* Begin Items *

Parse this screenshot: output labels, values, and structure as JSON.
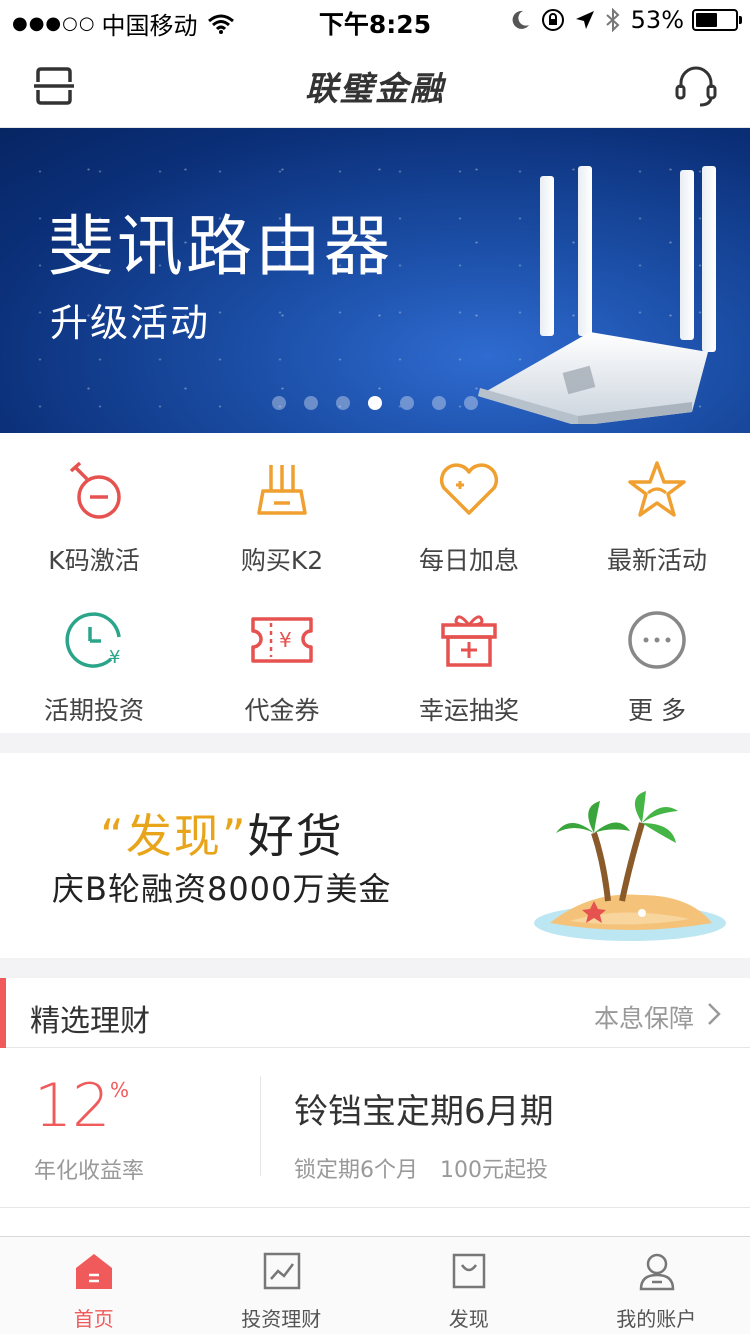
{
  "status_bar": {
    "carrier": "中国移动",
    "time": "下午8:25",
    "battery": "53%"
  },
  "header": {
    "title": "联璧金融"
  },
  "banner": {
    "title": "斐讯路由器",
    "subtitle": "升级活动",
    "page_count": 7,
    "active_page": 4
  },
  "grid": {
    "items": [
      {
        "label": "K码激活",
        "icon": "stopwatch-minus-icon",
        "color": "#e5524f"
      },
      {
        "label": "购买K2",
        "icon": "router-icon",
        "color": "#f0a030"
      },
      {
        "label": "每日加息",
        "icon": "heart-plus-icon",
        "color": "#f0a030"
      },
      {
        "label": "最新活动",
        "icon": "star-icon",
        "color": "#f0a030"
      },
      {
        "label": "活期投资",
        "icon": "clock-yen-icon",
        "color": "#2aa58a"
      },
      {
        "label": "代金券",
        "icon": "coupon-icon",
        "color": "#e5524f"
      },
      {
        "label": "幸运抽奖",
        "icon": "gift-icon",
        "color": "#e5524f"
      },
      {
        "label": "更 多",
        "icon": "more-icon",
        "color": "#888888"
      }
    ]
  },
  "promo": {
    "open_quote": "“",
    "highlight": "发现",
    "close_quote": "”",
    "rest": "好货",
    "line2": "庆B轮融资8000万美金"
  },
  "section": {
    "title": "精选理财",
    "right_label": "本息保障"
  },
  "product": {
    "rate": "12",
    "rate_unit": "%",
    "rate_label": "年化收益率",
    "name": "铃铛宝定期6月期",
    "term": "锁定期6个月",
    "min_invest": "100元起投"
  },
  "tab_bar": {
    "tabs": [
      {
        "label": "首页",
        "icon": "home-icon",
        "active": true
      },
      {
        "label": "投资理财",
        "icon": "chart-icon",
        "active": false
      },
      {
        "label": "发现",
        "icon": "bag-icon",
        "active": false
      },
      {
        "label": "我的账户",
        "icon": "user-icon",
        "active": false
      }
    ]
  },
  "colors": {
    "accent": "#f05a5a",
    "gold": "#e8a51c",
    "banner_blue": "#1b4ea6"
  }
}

* End Items *

What this task involves:
Copy each line in full and exactly, omitting any picture.

Result:
Parse this screenshot: output labels, values, and structure as JSON.
{
  "status_bar": {
    "carrier": "中国移动",
    "time": "下午8:25",
    "battery": "53%"
  },
  "header": {
    "title": "联璧金融"
  },
  "banner": {
    "title": "斐讯路由器",
    "subtitle": "升级活动",
    "page_count": 7,
    "active_page": 4
  },
  "grid": {
    "items": [
      {
        "label": "K码激活",
        "icon": "stopwatch-minus-icon",
        "color": "#e5524f"
      },
      {
        "label": "购买K2",
        "icon": "router-icon",
        "color": "#f0a030"
      },
      {
        "label": "每日加息",
        "icon": "heart-plus-icon",
        "color": "#f0a030"
      },
      {
        "label": "最新活动",
        "icon": "star-icon",
        "color": "#f0a030"
      },
      {
        "label": "活期投资",
        "icon": "clock-yen-icon",
        "color": "#2aa58a"
      },
      {
        "label": "代金券",
        "icon": "coupon-icon",
        "color": "#e5524f"
      },
      {
        "label": "幸运抽奖",
        "icon": "gift-icon",
        "color": "#e5524f"
      },
      {
        "label": "更 多",
        "icon": "more-icon",
        "color": "#888888"
      }
    ]
  },
  "promo": {
    "open_quote": "“",
    "highlight": "发现",
    "close_quote": "”",
    "rest": "好货",
    "line2": "庆B轮融资8000万美金"
  },
  "section": {
    "title": "精选理财",
    "right_label": "本息保障"
  },
  "product": {
    "rate": "12",
    "rate_unit": "%",
    "rate_label": "年化收益率",
    "name": "铃铛宝定期6月期",
    "term": "锁定期6个月",
    "min_invest": "100元起投"
  },
  "tab_bar": {
    "tabs": [
      {
        "label": "首页",
        "icon": "home-icon",
        "active": true
      },
      {
        "label": "投资理财",
        "icon": "chart-icon",
        "active": false
      },
      {
        "label": "发现",
        "icon": "bag-icon",
        "active": false
      },
      {
        "label": "我的账户",
        "icon": "user-icon",
        "active": false
      }
    ]
  },
  "colors": {
    "accent": "#f05a5a",
    "gold": "#e8a51c",
    "banner_blue": "#1b4ea6"
  }
}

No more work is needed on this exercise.